Aim of the exercise - Print every line of the listing exactly, please.

[Records from a data source]
+ + +

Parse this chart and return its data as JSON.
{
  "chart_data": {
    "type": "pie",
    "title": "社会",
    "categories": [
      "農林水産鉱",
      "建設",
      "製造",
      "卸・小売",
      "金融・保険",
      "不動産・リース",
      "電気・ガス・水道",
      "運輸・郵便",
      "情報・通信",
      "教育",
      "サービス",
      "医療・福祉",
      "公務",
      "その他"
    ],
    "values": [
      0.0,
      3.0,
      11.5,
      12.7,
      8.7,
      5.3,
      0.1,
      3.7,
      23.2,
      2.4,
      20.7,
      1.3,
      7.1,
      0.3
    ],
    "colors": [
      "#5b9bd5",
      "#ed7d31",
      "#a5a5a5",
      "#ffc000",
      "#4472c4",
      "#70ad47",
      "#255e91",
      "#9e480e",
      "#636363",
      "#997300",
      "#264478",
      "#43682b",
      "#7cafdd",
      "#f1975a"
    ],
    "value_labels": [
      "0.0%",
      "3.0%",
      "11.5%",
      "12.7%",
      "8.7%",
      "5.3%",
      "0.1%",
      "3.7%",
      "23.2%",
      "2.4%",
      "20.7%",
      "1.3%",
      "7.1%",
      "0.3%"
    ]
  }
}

+ + +

Solution -
Parse this chart and return its data as JSON.
{
  "chart_data": {
    "type": "pie",
    "title": "社会",
    "categories": [
      "農林水産鉱",
      "建設",
      "製造",
      "卸・小売",
      "金融・保険",
      "不動産・リース",
      "電気・ガス・水道",
      "運輸・郵便",
      "情報・通信",
      "教育",
      "サービス",
      "医療・福祉",
      "公務",
      "その他"
    ],
    "values": [
      0.0,
      3.0,
      11.5,
      12.7,
      8.7,
      5.3,
      0.1,
      3.7,
      23.2,
      2.4,
      20.7,
      1.3,
      7.1,
      0.3
    ],
    "colors": [
      "#5b9bd5",
      "#ed7d31",
      "#a5a5a5",
      "#ffc000",
      "#4472c4",
      "#70ad47",
      "#255e91",
      "#9e480e",
      "#636363",
      "#997300",
      "#264478",
      "#43682b",
      "#7cafdd",
      "#f1975a"
    ],
    "value_labels": [
      "0.0%",
      "3.0%",
      "11.5%",
      "12.7%",
      "8.7%",
      "5.3%",
      "0.1%",
      "3.7%",
      "23.2%",
      "2.4%",
      "20.7%",
      "1.3%",
      "7.1%",
      "0.3%"
    ]
  }
}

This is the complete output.